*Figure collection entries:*
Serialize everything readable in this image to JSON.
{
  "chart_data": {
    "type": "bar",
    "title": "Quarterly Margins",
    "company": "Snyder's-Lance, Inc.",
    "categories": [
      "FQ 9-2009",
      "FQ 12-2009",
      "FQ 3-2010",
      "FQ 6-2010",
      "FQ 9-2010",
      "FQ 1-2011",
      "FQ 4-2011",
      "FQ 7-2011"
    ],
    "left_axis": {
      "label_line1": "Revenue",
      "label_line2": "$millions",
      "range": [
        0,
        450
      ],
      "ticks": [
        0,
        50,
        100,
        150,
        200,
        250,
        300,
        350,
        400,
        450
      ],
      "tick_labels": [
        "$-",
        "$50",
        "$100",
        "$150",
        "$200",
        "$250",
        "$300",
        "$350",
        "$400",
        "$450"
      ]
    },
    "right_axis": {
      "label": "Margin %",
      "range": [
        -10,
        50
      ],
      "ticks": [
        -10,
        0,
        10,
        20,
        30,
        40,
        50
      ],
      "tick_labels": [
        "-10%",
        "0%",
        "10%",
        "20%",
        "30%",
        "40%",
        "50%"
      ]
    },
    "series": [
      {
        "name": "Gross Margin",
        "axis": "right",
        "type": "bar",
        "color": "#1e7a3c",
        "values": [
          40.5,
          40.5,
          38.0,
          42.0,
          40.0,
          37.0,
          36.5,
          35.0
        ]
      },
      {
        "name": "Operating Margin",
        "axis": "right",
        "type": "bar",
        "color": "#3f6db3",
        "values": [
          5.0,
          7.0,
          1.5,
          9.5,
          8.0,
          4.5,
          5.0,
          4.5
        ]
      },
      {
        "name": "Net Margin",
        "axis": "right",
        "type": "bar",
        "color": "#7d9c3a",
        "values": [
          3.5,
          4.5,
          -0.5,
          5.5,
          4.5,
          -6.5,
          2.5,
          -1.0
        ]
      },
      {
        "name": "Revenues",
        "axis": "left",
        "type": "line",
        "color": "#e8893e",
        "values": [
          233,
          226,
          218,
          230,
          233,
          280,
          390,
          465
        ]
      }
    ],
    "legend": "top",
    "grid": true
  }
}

*WHAT IS ASKED:* Produce a verbatim transcription of the entries above.

*RESPONSE BELOW:*
Serialize everything readable in this image to JSON.
{
  "chart_data": {
    "type": "bar",
    "title": "Quarterly Margins",
    "company": "Snyder's-Lance, Inc.",
    "categories": [
      "FQ 9-2009",
      "FQ 12-2009",
      "FQ 3-2010",
      "FQ 6-2010",
      "FQ 9-2010",
      "FQ 1-2011",
      "FQ 4-2011",
      "FQ 7-2011"
    ],
    "left_axis": {
      "label_line1": "Revenue",
      "label_line2": "$millions",
      "range": [
        0,
        450
      ],
      "ticks": [
        0,
        50,
        100,
        150,
        200,
        250,
        300,
        350,
        400,
        450
      ],
      "tick_labels": [
        "$-",
        "$50",
        "$100",
        "$150",
        "$200",
        "$250",
        "$300",
        "$350",
        "$400",
        "$450"
      ]
    },
    "right_axis": {
      "label": "Margin %",
      "range": [
        -10,
        50
      ],
      "ticks": [
        -10,
        0,
        10,
        20,
        30,
        40,
        50
      ],
      "tick_labels": [
        "-10%",
        "0%",
        "10%",
        "20%",
        "30%",
        "40%",
        "50%"
      ]
    },
    "series": [
      {
        "name": "Gross Margin",
        "axis": "right",
        "type": "bar",
        "color": "#1e7a3c",
        "values": [
          40.5,
          40.5,
          38.0,
          42.0,
          40.0,
          37.0,
          36.5,
          35.0
        ]
      },
      {
        "name": "Operating Margin",
        "axis": "right",
        "type": "bar",
        "color": "#3f6db3",
        "values": [
          5.0,
          7.0,
          1.5,
          9.5,
          8.0,
          4.5,
          5.0,
          4.5
        ]
      },
      {
        "name": "Net Margin",
        "axis": "right",
        "type": "bar",
        "color": "#7d9c3a",
        "values": [
          3.5,
          4.5,
          -0.5,
          5.5,
          4.5,
          -6.5,
          2.5,
          -1.0
        ]
      },
      {
        "name": "Revenues",
        "axis": "left",
        "type": "line",
        "color": "#e8893e",
        "values": [
          233,
          226,
          218,
          230,
          233,
          280,
          390,
          465
        ]
      }
    ],
    "legend": "top",
    "grid": true
  }
}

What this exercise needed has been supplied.